[Start Passage shown]

The Lebanese parliamentary elections ended more than a month ago, and today the Lebanese people are going through another tough experience while trying to form the government in the wake of these elections.
It is true that the "March 14" Alliance achieved victory, but the "March 8" Alliance, led by Hezbollah, still has the ability to exert power, an ability which was not granted by the constitution nor the law, but one that the party has seized through the power of its weapons in the past four years. They were the same weapons which the Lebanese people tested in May 7, 2008.
Hezbollah's weapons created an overt motive for the majority of the Lebanese to vote on June 7 against the party. Everyone in Lebanon knows that the ballot was primarily against the use of violence.
However, this does not indicate that voters were misled to believe that voting against the March 8 Alliance would ensure a true victory over it. Instead, they considered it a symbolic victory over the party due to their inability to achieve their goal of disarming it.
This seems obvious today, and it stands behind a number of incidents that may not be clear to an outside observer. Following the "March 14" election victory for example, Nabih Berri, was re-elected as head of parliament.
Berri is one of the figures of the "March 8" coalition which lost the electoral battle. Berri is also the head of the "Amal Movement", the field arm of Hezbollah in the streets of Beirut.
He has left his special marks on Lebanon during the chaos that has erupted in the country during the previous years. For one, he has blocked the parliament, thus preventing the parliamentary majority from playing their role.
Despite this fact he was re-elected, only thanks to the votes of Walid Jumblat and Saad Hariri. Let us ponder for a while on the reasons which made Jumblatt and Hariri choose him as head of parliament.
Hezbollah's weapons had not been isolated from the decision to grant Berri votes to elect him Speaker of the Parliament, though no one had used those weapons directly as leverage.
The use of violence by Hezbollah and the plight of Lebanon under this violence had been present in the minds of Hariri and Jumblatt when they came to their decision.
Voting for Berri was one of the settlements the Lebanese people were driven to make amidst their inability to confront those weapons. Hezbollah's weapons are the actual substance for policies in Lebanon, and everything else is no more than a game of masks.

[End Passage shown]
[Start Data entries]

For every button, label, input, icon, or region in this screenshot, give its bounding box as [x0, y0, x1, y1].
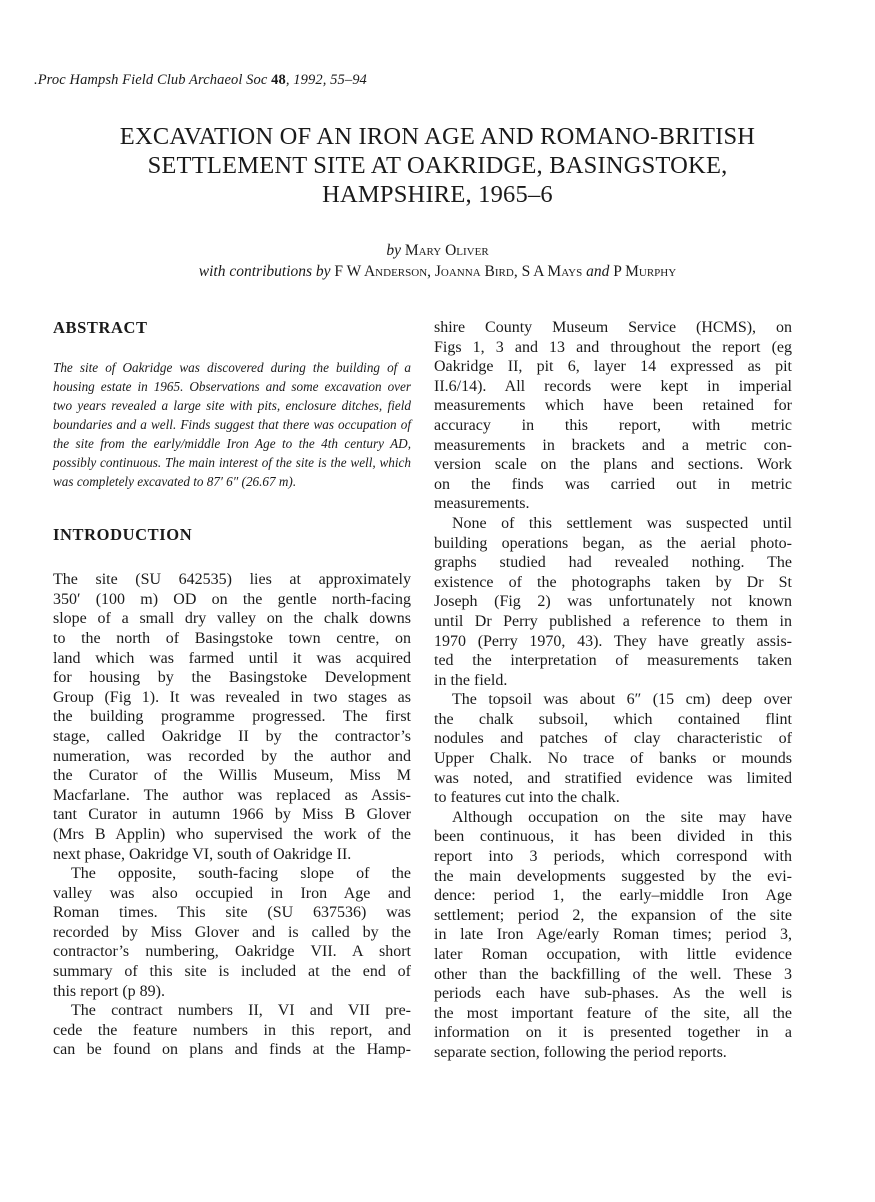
- text-line: to features cut into the chalk.: [434, 789, 620, 807]
- article-title: [40, 122, 835, 209]
- text-line: ted the interpretation of measurements taken: [434, 652, 792, 670]
- text-line: shire County Museum Service (HCMS), on: [434, 319, 792, 336]
- text-line: the main developments suggested by the evi-: [434, 867, 792, 885]
- text-line: numeration, was recorded by the author and: [53, 747, 411, 765]
- text-line: measurements in brackets and a metric con-: [434, 436, 792, 454]
- by-word: by: [386, 242, 401, 259]
- text-line: dence: period 1, the early–middle Iron Age: [434, 887, 792, 905]
- text-line: on the finds was carried out in metric: [434, 475, 792, 493]
- with-contributions-by: with contributions by: [198, 263, 331, 280]
- text-line: valley was also occupied in Iron Age and: [53, 884, 411, 902]
- author-name: Mary Oliver: [404, 242, 489, 259]
- byline: [40, 240, 835, 282]
- text-line: can be found on plans and finds at the Hamp-: [53, 1041, 411, 1059]
- text-line: (Mrs B Applin) who supervised the work of the: [53, 825, 411, 843]
- text-line: measurements.: [434, 495, 530, 513]
- text-line: 1970 (Perry 1970, 43). They have greatly assis-: [434, 632, 792, 650]
- text-line: version scale on the plans and sections. Work: [434, 456, 792, 474]
- text-line: the most important feature of the site, all the: [434, 1004, 792, 1022]
- text-line: nodules and patches of clay characteristic of: [434, 730, 792, 748]
- introduction-body: [53, 570, 411, 1060]
- intro-paragraph-1: [53, 570, 411, 864]
- right-column: [434, 318, 792, 1063]
- text-line: recorded by Miss Glover and is called by the: [53, 923, 411, 941]
- text-line: Macfarlane. The author was replaced as Assis-: [53, 786, 411, 804]
- left-column: [53, 318, 411, 1060]
- text-line: until Dr Perry published a reference to them in: [434, 612, 792, 630]
- text-line: the Curator of the Willis Museum, Miss M: [53, 767, 411, 785]
- right-paragraph-3: [434, 690, 792, 808]
- journal-pages: , 1992, 55–94: [285, 72, 367, 88]
- text-line: later Roman occupation, with little evidence: [434, 946, 792, 963]
- title-line-2: SETTLEMENT SITE AT OAKRIDGE, BASINGSTOKE,: [147, 152, 728, 179]
- text-line: tant Curator in autumn 1966 by Miss B Glover: [53, 806, 411, 824]
- text-line: cede the feature numbers in this report, and: [53, 1021, 411, 1039]
- author-line: [40, 240, 835, 261]
- intro-paragraph-2: [53, 864, 411, 1001]
- contributor-1: F W Anderson: [334, 263, 428, 280]
- text-line: other than the backfilling of the well. These 3: [434, 965, 792, 983]
- text-line: slope of a small dry valley on the chalk downs: [53, 610, 411, 628]
- text-line: next phase, Oakridge VI, south of Oakridge II.: [53, 845, 352, 863]
- right-paragraph-4: [434, 808, 792, 1063]
- abstract-heading: ABSTRACT: [53, 318, 148, 337]
- text-line: The opposite, south-facing slope of the: [71, 865, 411, 883]
- journal-volume: 48: [271, 72, 286, 88]
- text-line: Group (Fig 1). It was revealed in two stages as: [53, 688, 411, 706]
- text-line: report into 3 periods, which correspond with: [434, 848, 792, 866]
- text-line: this report (p 89).: [53, 982, 165, 1000]
- text-line: separate section, following the period reports.: [434, 1043, 727, 1061]
- text-line: II.6/14). All records were kept in imperial: [434, 377, 792, 395]
- introduction-heading: INTRODUCTION: [53, 524, 193, 544]
- text-line: existence of the photographs taken by Dr St: [434, 573, 792, 591]
- text-line: The contract numbers II, VI and VII pre-: [71, 1002, 411, 1020]
- intro-paragraph-3: [53, 1001, 411, 1060]
- text-line: accuracy in this report, with metric: [434, 416, 792, 434]
- text-line: Although occupation on the site may have: [452, 808, 792, 826]
- text-line: graphs studied had revealed nothing. The: [434, 554, 792, 572]
- text-line: was noted, and stratified evidence was limited: [434, 769, 792, 787]
- text-line: to the north of Basingstoke town centre, on: [53, 629, 411, 647]
- right-paragraph-1: [434, 318, 792, 514]
- text-line: information on it is presented together in a: [434, 1024, 792, 1042]
- text-line: Joseph (Fig 2) was unfortunately not known: [434, 593, 792, 611]
- text-line: settlement; period 2, the expansion of the site: [434, 906, 792, 924]
- abstract-text: The site of Oakridge was discovered during the building of a housing estate in 1965. Observations and some excavation over two years revealed a large site with pits, enclosure ditches, field boundaries and a well. Finds suggest that there was occupation of the site from the early/middle Iron Age to the 4th century AD, possibly continuous. The main interest of the site is the well, which was completely excavated to 87′ 6″ (26.67 m).: [53, 359, 411, 489]
- text-line: the building programme progressed. The first: [53, 708, 411, 726]
- text-line: land which was farmed until it was acquired: [53, 649, 411, 667]
- text-line: measurements which have been retained for: [434, 397, 792, 415]
- text-line: summary of this site is included at the end of: [53, 963, 411, 981]
- text-line: The topsoil was about 6″ (15 cm) deep over: [452, 691, 792, 709]
- text-line: Oakridge II, pit 6, layer 14 expressed as pit: [434, 358, 792, 376]
- text-line: Figs 1, 3 and 13 and throughout the report (eg: [434, 338, 792, 356]
- text-line: Upper Chalk. No trace of banks or mounds: [434, 750, 792, 768]
- text-line: in late Iron Age/early Roman times; period 3,: [434, 926, 792, 944]
- text-line: None of this settlement was suspected until: [452, 514, 792, 532]
- contributors-line: with contributions by F W Anderson, Joanna Bird, S A Mays and P Murphy: [198, 263, 677, 280]
- text-line: stage, called Oakridge II by the contractor’s: [53, 727, 411, 745]
- contributor-4: P Murphy: [613, 263, 677, 280]
- journal-prefix: .Proc Hampsh Field Club Archaeol Soc: [34, 72, 272, 88]
- text-line: the chalk subsoil, which contained flint: [434, 710, 792, 728]
- contributor-3: S A Mays: [521, 263, 583, 280]
- text-line: in the field.: [434, 671, 508, 689]
- right-paragraph-2: [434, 514, 792, 690]
- title-line-3: HAMPSHIRE, 1965–6: [322, 181, 553, 208]
- text-line: for housing by the Basingstoke Development: [53, 669, 411, 687]
- text-line: 350′ (100 m) OD on the gentle north-facing: [53, 590, 411, 608]
- title-line-1: EXCAVATION OF AN IRON AGE AND ROMANO-BRITISH: [119, 123, 756, 150]
- text-line: building operations began, as the aerial photo-: [434, 534, 792, 552]
- journal-citation: [34, 72, 367, 89]
- text-line: contractor’s numbering, Oakridge VII. A short: [53, 943, 411, 961]
- text-line: Roman times. This site (SU 637536) was: [53, 904, 411, 922]
- text-line: been continuous, it has been divided in this: [434, 828, 792, 846]
- text-line: periods each have sub-phases. As the well is: [434, 985, 792, 1003]
- text-line: The site (SU 642535) lies at approximately: [53, 571, 411, 589]
- and-word: and: [586, 263, 610, 280]
- contributor-2: Joanna Bird: [434, 263, 514, 280]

[End Data entries]

▶ [Objective]: Print the commentary on the Lebanese parliamentary elections again in full, keeping every word and punctuation mark unchanged.

▶ [Written response]:
The Lebanese parliamentary elections ended more than a month ago, and today the Lebanese people are going through another tough experience while trying to form the government in the wake of these elections.
It is true that the "March 14" Alliance achieved victory, but the "March 8" Alliance, led by Hezbollah, still has the ability to exert power, an ability which was not granted by the constitution nor the law, but one that the party has seized through the power of its weapons in the past four years. They were the same weapons which the Lebanese people tested in May 7, 2008.
Hezbollah's weapons created an overt motive for the majority of the Lebanese to vote on June 7 against the party. Everyone in Lebanon knows that the ballot was primarily against the use of violence.
However, this does not indicate that voters were misled to believe that voting against the March 8 Alliance would ensure a true victory over it. Instead, they considered it a symbolic victory over the party due to their inability to achieve their goal of disarming it.
This seems obvious today, and it stands behind a number of incidents that may not be clear to an outside observer. Following the "March 14" election victory for example, Nabih Berri, was re-elected as head of parliament.
Berri is one of the figures of the "March 8" coalition which lost the electoral battle. Berri is also the head of the "Amal Movement", the field arm of Hezbollah in the streets of Beirut.
He has left his special marks on Lebanon during the chaos that has erupted in the country during the previous years. For one, he has blocked the parliament, thus preventing the parliamentary majority from playing their role.
Despite this fact he was re-elected, only thanks to the votes of Walid Jumblat and Saad Hariri. Let us ponder for a while on the reasons which made Jumblatt and Hariri choose him as head of parliament.
Hezbollah's weapons had not been isolated from the decision to grant Berri votes to elect him Speaker of the Parliament, though no one had used those weapons directly as leverage.
The use of violence by Hezbollah and the plight of Lebanon under this violence had been present in the minds of Hariri and Jumblatt when they came to their decision.
Voting for Berri was one of the settlements the Lebanese people were driven to make amidst their inability to confront those weapons. Hezbollah's weapons are the actual substance for policies in Lebanon, and everything else is no more than a game of masks.